_What you should do_
Count up the lines in the following listing that hold the word "color", then give only that count.

_Provided information_
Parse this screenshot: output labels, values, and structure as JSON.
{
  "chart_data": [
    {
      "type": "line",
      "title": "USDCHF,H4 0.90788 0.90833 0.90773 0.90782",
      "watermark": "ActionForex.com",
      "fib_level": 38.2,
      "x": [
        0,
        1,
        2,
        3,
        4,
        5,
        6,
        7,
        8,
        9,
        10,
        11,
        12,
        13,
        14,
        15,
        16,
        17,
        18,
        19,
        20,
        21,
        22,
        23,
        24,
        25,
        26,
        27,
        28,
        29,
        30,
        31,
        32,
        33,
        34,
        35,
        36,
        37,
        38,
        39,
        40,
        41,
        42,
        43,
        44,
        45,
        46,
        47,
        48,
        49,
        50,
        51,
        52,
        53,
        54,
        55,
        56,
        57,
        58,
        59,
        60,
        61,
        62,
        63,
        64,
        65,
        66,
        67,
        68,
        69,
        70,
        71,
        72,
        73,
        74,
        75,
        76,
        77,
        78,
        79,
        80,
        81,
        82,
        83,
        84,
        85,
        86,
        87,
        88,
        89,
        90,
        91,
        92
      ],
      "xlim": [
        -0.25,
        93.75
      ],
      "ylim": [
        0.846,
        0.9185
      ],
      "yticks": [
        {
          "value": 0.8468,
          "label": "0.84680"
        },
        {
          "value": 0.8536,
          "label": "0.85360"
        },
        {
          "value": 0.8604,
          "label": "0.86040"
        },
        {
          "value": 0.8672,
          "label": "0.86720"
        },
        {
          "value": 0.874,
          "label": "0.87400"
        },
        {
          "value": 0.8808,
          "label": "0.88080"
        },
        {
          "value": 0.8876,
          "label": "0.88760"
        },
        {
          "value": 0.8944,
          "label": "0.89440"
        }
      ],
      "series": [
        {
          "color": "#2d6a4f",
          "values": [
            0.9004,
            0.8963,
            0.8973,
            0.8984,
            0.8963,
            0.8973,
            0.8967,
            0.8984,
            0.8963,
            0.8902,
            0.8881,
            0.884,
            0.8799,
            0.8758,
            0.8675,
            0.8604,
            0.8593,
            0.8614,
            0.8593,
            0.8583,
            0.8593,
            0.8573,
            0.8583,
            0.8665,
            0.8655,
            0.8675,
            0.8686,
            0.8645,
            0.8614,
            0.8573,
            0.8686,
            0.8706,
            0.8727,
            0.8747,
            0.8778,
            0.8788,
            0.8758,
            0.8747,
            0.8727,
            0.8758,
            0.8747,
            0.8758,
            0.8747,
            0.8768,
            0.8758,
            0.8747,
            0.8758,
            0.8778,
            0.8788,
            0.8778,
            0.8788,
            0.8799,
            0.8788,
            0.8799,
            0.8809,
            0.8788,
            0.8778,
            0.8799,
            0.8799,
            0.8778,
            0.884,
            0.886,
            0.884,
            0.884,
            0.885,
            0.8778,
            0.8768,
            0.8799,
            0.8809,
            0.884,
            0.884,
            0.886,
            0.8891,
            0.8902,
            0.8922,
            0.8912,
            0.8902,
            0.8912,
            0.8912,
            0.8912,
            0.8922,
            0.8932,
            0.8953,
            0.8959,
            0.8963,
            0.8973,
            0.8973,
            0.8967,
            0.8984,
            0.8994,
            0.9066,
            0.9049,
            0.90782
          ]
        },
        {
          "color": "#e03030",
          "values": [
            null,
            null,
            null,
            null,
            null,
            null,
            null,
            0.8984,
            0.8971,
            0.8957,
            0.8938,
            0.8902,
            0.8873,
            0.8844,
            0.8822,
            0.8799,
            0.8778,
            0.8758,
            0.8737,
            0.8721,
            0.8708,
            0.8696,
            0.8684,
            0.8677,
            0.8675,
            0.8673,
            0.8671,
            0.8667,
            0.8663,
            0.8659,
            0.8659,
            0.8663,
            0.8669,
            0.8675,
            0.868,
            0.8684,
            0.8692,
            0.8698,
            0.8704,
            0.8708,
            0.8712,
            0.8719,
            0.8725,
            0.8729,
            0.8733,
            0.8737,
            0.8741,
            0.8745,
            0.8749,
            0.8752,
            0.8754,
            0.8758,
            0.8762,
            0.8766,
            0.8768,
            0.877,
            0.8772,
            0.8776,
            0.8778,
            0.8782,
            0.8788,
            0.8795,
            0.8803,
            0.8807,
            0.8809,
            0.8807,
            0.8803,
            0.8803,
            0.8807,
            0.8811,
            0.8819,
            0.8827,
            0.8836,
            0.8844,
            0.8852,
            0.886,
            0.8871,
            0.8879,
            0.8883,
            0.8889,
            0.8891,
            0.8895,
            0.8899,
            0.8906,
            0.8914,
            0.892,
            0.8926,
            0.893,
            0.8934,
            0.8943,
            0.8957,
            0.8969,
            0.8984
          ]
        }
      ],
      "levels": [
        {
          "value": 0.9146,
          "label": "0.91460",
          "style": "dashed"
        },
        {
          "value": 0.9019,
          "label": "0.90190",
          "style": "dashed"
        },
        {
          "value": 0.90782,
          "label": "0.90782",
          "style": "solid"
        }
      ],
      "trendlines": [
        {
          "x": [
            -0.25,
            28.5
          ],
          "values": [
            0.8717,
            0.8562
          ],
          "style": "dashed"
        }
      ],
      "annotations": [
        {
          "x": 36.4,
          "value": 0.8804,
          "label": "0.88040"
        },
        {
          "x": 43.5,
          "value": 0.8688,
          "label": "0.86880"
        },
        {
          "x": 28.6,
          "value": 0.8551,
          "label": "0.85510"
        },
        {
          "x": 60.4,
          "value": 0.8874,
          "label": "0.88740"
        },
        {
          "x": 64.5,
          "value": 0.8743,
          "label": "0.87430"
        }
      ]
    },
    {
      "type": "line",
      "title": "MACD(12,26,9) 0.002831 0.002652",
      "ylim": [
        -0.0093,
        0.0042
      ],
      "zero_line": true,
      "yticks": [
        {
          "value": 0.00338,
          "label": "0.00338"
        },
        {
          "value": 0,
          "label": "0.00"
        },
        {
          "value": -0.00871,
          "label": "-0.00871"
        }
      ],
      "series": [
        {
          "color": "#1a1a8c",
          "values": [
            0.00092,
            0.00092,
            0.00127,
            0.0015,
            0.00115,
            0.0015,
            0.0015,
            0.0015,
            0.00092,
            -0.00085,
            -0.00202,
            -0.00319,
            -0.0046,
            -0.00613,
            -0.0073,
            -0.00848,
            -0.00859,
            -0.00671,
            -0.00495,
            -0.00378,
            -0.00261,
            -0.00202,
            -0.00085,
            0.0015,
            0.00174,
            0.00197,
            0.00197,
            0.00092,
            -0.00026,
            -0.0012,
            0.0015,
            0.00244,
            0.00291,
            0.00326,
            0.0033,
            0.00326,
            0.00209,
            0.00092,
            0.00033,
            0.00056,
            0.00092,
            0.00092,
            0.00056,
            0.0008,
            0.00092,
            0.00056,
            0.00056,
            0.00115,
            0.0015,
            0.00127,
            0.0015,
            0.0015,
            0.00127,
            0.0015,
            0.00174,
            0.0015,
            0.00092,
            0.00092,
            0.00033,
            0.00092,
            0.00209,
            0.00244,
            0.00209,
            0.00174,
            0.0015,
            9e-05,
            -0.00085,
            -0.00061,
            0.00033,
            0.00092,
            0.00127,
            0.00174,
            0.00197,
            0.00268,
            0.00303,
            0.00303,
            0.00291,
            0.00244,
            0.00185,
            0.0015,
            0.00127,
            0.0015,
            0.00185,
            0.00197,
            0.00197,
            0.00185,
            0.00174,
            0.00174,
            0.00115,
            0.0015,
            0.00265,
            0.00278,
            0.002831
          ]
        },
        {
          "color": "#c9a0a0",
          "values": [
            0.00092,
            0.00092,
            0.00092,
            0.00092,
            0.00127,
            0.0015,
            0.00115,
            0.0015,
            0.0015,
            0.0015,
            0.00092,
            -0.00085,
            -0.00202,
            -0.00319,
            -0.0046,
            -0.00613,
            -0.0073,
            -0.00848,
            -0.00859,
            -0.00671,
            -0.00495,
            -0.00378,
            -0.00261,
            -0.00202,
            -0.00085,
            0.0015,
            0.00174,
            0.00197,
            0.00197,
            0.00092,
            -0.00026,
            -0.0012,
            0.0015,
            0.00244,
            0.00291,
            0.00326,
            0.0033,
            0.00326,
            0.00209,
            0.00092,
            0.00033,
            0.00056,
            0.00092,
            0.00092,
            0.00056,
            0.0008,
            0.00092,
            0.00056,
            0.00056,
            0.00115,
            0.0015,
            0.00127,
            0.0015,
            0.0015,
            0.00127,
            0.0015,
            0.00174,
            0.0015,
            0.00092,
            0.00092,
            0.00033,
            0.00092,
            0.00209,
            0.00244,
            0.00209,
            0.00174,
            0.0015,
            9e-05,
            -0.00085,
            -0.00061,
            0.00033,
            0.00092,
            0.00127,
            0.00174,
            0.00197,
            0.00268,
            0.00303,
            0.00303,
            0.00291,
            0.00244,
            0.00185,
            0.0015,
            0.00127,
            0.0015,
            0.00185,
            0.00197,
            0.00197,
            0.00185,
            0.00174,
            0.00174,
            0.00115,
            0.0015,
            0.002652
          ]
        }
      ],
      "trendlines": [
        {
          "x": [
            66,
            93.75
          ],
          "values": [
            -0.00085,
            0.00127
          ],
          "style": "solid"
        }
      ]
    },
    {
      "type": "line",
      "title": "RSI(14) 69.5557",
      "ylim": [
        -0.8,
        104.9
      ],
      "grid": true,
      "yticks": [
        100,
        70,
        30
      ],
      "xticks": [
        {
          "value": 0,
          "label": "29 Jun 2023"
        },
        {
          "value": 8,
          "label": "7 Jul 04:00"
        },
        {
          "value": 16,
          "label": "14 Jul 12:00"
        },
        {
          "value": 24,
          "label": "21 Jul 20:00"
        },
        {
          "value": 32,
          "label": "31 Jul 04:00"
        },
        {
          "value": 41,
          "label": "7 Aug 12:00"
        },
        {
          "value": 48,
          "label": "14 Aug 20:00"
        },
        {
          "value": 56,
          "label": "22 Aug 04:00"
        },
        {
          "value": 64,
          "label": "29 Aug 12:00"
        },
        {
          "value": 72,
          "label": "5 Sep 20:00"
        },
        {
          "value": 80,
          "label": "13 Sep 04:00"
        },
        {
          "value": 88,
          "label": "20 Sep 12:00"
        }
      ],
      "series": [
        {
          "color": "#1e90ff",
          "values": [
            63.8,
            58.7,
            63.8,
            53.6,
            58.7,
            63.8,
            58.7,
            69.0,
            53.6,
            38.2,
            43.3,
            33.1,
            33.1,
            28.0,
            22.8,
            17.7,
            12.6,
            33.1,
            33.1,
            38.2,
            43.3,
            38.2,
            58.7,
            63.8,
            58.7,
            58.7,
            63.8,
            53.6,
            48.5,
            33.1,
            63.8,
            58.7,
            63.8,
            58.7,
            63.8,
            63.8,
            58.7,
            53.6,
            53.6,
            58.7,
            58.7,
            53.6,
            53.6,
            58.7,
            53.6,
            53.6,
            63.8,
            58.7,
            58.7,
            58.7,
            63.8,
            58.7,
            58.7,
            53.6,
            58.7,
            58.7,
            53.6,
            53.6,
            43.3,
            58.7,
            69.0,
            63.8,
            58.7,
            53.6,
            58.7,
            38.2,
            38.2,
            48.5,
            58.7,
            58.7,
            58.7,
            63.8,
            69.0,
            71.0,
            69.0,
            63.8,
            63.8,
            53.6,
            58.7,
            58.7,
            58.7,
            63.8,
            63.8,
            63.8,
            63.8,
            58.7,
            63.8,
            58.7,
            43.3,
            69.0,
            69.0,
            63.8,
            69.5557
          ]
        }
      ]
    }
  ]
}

_Response_
5